> **RECORDS**:
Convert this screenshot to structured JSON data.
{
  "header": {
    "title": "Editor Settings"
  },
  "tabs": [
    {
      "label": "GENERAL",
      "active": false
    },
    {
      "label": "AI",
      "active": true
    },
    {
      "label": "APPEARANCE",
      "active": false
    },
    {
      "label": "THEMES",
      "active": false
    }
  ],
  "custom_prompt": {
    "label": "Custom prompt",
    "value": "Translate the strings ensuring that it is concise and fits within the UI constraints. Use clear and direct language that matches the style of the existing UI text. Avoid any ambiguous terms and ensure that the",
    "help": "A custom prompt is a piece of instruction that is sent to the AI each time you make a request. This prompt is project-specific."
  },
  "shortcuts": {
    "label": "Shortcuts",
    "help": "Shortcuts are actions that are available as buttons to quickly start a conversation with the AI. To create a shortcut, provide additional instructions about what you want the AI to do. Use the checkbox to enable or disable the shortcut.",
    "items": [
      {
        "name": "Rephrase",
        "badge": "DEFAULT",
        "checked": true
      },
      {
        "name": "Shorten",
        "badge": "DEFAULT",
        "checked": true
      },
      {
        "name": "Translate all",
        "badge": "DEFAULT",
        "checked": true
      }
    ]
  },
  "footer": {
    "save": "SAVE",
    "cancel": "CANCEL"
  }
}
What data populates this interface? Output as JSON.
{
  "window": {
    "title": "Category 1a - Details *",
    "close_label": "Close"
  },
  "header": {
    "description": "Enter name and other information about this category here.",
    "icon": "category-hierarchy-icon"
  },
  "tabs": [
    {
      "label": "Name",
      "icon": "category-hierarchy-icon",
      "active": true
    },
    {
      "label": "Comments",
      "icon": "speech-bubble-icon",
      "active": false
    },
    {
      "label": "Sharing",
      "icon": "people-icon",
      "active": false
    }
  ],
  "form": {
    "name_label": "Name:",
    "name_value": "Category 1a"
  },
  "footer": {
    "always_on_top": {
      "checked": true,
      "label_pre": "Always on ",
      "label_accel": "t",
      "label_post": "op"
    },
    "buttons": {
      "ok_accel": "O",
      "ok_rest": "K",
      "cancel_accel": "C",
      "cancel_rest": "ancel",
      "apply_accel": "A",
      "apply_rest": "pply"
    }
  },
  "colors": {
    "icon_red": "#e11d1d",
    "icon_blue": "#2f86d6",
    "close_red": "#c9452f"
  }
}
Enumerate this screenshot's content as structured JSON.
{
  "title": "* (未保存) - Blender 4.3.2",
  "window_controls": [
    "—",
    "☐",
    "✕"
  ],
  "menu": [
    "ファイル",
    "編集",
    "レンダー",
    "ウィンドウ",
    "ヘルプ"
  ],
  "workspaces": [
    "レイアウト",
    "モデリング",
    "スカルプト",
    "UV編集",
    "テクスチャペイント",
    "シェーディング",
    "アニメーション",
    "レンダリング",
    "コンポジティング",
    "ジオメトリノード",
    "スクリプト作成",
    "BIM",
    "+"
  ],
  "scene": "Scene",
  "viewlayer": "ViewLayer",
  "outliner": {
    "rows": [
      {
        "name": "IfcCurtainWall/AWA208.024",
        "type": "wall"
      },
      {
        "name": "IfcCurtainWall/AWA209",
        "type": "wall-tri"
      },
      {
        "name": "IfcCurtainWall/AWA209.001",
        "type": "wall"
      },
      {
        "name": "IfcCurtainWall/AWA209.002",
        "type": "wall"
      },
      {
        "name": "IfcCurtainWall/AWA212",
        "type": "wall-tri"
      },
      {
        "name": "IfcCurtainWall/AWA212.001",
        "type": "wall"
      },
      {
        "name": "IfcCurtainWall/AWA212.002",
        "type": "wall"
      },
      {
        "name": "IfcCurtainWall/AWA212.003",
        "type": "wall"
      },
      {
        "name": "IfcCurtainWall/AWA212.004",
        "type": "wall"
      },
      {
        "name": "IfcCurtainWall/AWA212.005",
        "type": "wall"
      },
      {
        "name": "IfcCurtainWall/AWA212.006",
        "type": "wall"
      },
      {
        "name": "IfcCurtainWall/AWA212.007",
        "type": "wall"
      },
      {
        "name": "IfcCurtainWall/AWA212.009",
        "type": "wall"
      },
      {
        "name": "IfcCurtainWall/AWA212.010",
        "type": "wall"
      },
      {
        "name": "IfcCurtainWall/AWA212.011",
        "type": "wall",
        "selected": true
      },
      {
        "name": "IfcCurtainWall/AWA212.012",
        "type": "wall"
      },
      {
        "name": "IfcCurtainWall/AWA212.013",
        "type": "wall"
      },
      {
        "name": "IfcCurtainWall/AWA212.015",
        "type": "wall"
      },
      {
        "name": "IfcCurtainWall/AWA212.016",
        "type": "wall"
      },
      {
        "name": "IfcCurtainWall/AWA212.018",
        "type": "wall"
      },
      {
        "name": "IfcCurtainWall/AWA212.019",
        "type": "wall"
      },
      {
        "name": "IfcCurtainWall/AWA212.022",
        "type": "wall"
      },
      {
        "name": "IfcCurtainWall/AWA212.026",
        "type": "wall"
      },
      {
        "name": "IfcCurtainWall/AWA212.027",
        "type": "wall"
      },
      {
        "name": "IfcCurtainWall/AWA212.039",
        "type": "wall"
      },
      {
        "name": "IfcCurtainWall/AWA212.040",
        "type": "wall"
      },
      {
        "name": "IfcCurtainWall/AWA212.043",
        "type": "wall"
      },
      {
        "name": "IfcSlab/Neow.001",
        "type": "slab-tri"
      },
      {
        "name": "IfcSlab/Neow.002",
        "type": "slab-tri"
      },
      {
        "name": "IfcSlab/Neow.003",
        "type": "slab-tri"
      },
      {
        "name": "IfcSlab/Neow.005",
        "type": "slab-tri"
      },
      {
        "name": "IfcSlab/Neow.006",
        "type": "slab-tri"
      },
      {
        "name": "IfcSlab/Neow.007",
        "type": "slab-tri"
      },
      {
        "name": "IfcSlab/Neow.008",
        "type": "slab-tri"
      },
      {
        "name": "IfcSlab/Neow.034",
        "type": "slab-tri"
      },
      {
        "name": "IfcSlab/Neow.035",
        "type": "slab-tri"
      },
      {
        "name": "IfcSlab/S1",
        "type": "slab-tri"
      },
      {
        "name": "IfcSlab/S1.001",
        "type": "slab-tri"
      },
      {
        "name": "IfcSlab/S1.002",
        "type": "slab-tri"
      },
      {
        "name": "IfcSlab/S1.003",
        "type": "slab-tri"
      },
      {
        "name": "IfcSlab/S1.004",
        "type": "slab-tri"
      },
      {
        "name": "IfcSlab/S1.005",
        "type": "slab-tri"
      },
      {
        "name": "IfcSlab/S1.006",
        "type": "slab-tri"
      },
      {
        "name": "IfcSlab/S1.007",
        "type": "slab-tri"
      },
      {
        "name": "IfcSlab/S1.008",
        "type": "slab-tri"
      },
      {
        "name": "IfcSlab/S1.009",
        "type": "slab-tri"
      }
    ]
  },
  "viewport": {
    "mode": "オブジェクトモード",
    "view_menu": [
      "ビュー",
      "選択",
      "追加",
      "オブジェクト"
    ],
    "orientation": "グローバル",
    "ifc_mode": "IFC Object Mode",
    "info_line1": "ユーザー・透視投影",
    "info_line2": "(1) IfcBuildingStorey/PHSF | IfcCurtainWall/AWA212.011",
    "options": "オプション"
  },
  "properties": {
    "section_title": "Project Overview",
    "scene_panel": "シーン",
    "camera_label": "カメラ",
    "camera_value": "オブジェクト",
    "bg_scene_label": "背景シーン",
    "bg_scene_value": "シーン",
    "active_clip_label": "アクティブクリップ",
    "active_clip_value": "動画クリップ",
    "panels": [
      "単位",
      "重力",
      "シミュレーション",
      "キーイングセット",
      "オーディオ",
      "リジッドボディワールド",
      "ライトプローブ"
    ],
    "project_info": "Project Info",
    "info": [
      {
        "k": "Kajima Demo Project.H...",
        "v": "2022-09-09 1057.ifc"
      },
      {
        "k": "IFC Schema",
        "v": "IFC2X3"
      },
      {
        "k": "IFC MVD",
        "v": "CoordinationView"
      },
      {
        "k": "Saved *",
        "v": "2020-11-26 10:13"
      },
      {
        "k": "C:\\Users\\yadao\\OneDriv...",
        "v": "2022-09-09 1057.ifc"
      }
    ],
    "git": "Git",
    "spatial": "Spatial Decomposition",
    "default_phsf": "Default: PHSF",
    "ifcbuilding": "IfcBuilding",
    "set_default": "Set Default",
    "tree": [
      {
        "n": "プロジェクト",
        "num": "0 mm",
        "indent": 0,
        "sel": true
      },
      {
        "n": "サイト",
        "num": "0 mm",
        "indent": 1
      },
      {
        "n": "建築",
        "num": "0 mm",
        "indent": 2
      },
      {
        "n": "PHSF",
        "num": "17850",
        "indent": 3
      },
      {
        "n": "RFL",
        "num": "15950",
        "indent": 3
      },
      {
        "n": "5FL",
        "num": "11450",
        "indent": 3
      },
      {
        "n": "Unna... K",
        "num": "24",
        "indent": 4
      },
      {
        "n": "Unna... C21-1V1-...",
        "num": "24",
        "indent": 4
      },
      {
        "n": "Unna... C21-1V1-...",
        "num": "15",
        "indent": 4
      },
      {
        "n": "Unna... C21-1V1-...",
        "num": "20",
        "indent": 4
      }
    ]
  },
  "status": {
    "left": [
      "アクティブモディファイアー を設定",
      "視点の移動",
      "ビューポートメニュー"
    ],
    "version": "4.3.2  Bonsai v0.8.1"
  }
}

> **EXERCISE DETAILS**:
Looking at the material above, count the lines containing the string "Neow" and reply with the count alone.

> **SOLUTION TO THIS EXERCISE**:
9